[Dataset rows]
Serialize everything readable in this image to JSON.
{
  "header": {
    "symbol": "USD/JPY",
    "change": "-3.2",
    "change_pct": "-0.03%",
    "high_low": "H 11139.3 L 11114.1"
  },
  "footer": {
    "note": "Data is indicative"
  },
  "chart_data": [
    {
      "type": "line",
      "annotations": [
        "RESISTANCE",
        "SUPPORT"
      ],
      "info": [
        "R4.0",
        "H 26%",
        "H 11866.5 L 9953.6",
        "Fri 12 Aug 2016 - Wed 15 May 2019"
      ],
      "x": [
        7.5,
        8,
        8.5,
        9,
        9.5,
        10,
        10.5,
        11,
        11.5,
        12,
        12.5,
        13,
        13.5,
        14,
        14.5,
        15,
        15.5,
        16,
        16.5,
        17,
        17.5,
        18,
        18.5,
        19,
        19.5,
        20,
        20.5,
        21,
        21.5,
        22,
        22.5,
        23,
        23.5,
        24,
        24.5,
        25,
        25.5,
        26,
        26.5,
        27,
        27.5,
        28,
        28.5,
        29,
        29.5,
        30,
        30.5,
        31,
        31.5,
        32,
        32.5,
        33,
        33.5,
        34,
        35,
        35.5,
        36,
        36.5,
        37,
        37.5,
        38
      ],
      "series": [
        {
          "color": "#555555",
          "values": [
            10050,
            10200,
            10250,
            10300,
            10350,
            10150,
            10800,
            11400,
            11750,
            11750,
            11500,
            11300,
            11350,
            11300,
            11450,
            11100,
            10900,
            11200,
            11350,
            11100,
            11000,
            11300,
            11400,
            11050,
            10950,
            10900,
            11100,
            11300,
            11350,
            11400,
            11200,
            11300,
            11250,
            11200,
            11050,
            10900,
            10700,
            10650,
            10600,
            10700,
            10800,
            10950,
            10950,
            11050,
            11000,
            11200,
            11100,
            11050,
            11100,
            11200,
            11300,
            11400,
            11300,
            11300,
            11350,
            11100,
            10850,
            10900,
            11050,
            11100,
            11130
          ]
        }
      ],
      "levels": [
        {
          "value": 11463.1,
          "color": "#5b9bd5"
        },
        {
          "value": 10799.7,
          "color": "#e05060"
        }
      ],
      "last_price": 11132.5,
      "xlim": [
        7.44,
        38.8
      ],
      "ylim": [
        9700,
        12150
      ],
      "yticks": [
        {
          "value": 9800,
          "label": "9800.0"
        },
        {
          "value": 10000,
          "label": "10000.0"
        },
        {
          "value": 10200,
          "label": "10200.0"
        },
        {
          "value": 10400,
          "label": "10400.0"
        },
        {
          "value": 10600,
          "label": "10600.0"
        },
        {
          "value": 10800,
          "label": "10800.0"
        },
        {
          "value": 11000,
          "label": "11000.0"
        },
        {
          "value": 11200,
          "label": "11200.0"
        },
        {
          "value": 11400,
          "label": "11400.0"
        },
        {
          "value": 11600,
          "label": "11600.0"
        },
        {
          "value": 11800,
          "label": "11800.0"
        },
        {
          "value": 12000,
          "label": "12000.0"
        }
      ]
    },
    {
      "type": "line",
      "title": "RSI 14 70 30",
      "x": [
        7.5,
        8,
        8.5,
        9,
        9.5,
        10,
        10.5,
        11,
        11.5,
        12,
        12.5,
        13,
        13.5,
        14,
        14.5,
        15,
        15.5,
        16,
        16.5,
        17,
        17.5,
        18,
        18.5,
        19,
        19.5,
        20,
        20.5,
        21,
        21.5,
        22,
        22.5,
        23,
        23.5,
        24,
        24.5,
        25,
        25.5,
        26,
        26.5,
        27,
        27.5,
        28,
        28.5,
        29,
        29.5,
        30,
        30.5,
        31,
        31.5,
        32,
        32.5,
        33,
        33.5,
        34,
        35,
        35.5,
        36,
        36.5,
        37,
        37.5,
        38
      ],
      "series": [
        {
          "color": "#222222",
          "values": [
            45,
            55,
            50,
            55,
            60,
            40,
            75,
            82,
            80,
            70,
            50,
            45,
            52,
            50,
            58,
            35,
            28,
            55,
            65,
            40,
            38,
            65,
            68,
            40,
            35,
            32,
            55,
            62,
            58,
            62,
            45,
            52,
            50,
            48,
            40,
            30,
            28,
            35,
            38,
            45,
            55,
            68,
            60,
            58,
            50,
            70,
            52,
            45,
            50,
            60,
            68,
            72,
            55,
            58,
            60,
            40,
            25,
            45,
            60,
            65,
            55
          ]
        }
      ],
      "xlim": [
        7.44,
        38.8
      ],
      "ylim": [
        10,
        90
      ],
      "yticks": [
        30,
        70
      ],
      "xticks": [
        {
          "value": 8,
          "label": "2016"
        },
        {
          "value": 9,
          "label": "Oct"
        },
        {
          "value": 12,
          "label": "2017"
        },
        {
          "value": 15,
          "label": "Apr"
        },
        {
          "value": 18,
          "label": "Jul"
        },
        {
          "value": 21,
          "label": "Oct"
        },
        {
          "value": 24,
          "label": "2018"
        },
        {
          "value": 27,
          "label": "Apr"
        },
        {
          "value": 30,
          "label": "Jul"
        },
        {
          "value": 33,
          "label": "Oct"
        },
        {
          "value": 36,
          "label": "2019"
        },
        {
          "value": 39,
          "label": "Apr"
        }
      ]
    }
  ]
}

▶ _GOAL_: Go through the listing above and restate it word for word.

▶ _RESPONSE TO THE EXERCISE_:
Serialize everything readable in this image to JSON.
{
  "header": {
    "symbol": "USD/JPY",
    "change": "-3.2",
    "change_pct": "-0.03%",
    "high_low": "H 11139.3 L 11114.1"
  },
  "footer": {
    "note": "Data is indicative"
  },
  "chart_data": [
    {
      "type": "line",
      "annotations": [
        "RESISTANCE",
        "SUPPORT"
      ],
      "info": [
        "R4.0",
        "H 26%",
        "H 11866.5 L 9953.6",
        "Fri 12 Aug 2016 - Wed 15 May 2019"
      ],
      "x": [
        7.5,
        8,
        8.5,
        9,
        9.5,
        10,
        10.5,
        11,
        11.5,
        12,
        12.5,
        13,
        13.5,
        14,
        14.5,
        15,
        15.5,
        16,
        16.5,
        17,
        17.5,
        18,
        18.5,
        19,
        19.5,
        20,
        20.5,
        21,
        21.5,
        22,
        22.5,
        23,
        23.5,
        24,
        24.5,
        25,
        25.5,
        26,
        26.5,
        27,
        27.5,
        28,
        28.5,
        29,
        29.5,
        30,
        30.5,
        31,
        31.5,
        32,
        32.5,
        33,
        33.5,
        34,
        35,
        35.5,
        36,
        36.5,
        37,
        37.5,
        38
      ],
      "series": [
        {
          "color": "#555555",
          "values": [
            10050,
            10200,
            10250,
            10300,
            10350,
            10150,
            10800,
            11400,
            11750,
            11750,
            11500,
            11300,
            11350,
            11300,
            11450,
            11100,
            10900,
            11200,
            11350,
            11100,
            11000,
            11300,
            11400,
            11050,
            10950,
            10900,
            11100,
            11300,
            11350,
            11400,
            11200,
            11300,
            11250,
            11200,
            11050,
            10900,
            10700,
            10650,
            10600,
            10700,
            10800,
            10950,
            10950,
            11050,
            11000,
            11200,
            11100,
            11050,
            11100,
            11200,
            11300,
            11400,
            11300,
            11300,
            11350,
            11100,
            10850,
            10900,
            11050,
            11100,
            11130
          ]
        }
      ],
      "levels": [
        {
          "value": 11463.1,
          "color": "#5b9bd5"
        },
        {
          "value": 10799.7,
          "color": "#e05060"
        }
      ],
      "last_price": 11132.5,
      "xlim": [
        7.44,
        38.8
      ],
      "ylim": [
        9700,
        12150
      ],
      "yticks": [
        {
          "value": 9800,
          "label": "9800.0"
        },
        {
          "value": 10000,
          "label": "10000.0"
        },
        {
          "value": 10200,
          "label": "10200.0"
        },
        {
          "value": 10400,
          "label": "10400.0"
        },
        {
          "value": 10600,
          "label": "10600.0"
        },
        {
          "value": 10800,
          "label": "10800.0"
        },
        {
          "value": 11000,
          "label": "11000.0"
        },
        {
          "value": 11200,
          "label": "11200.0"
        },
        {
          "value": 11400,
          "label": "11400.0"
        },
        {
          "value": 11600,
          "label": "11600.0"
        },
        {
          "value": 11800,
          "label": "11800.0"
        },
        {
          "value": 12000,
          "label": "12000.0"
        }
      ]
    },
    {
      "type": "line",
      "title": "RSI 14 70 30",
      "x": [
        7.5,
        8,
        8.5,
        9,
        9.5,
        10,
        10.5,
        11,
        11.5,
        12,
        12.5,
        13,
        13.5,
        14,
        14.5,
        15,
        15.5,
        16,
        16.5,
        17,
        17.5,
        18,
        18.5,
        19,
        19.5,
        20,
        20.5,
        21,
        21.5,
        22,
        22.5,
        23,
        23.5,
        24,
        24.5,
        25,
        25.5,
        26,
        26.5,
        27,
        27.5,
        28,
        28.5,
        29,
        29.5,
        30,
        30.5,
        31,
        31.5,
        32,
        32.5,
        33,
        33.5,
        34,
        35,
        35.5,
        36,
        36.5,
        37,
        37.5,
        38
      ],
      "series": [
        {
          "color": "#222222",
          "values": [
            45,
            55,
            50,
            55,
            60,
            40,
            75,
            82,
            80,
            70,
            50,
            45,
            52,
            50,
            58,
            35,
            28,
            55,
            65,
            40,
            38,
            65,
            68,
            40,
            35,
            32,
            55,
            62,
            58,
            62,
            45,
            52,
            50,
            48,
            40,
            30,
            28,
            35,
            38,
            45,
            55,
            68,
            60,
            58,
            50,
            70,
            52,
            45,
            50,
            60,
            68,
            72,
            55,
            58,
            60,
            40,
            25,
            45,
            60,
            65,
            55
          ]
        }
      ],
      "xlim": [
        7.44,
        38.8
      ],
      "ylim": [
        10,
        90
      ],
      "yticks": [
        30,
        70
      ],
      "xticks": [
        {
          "value": 8,
          "label": "2016"
        },
        {
          "value": 9,
          "label": "Oct"
        },
        {
          "value": 12,
          "label": "2017"
        },
        {
          "value": 15,
          "label": "Apr"
        },
        {
          "value": 18,
          "label": "Jul"
        },
        {
          "value": 21,
          "label": "Oct"
        },
        {
          "value": 24,
          "label": "2018"
        },
        {
          "value": 27,
          "label": "Apr"
        },
        {
          "value": 30,
          "label": "Jul"
        },
        {
          "value": 33,
          "label": "Oct"
        },
        {
          "value": 36,
          "label": "2019"
        },
        {
          "value": 39,
          "label": "Apr"
        }
      ]
    }
  ]
}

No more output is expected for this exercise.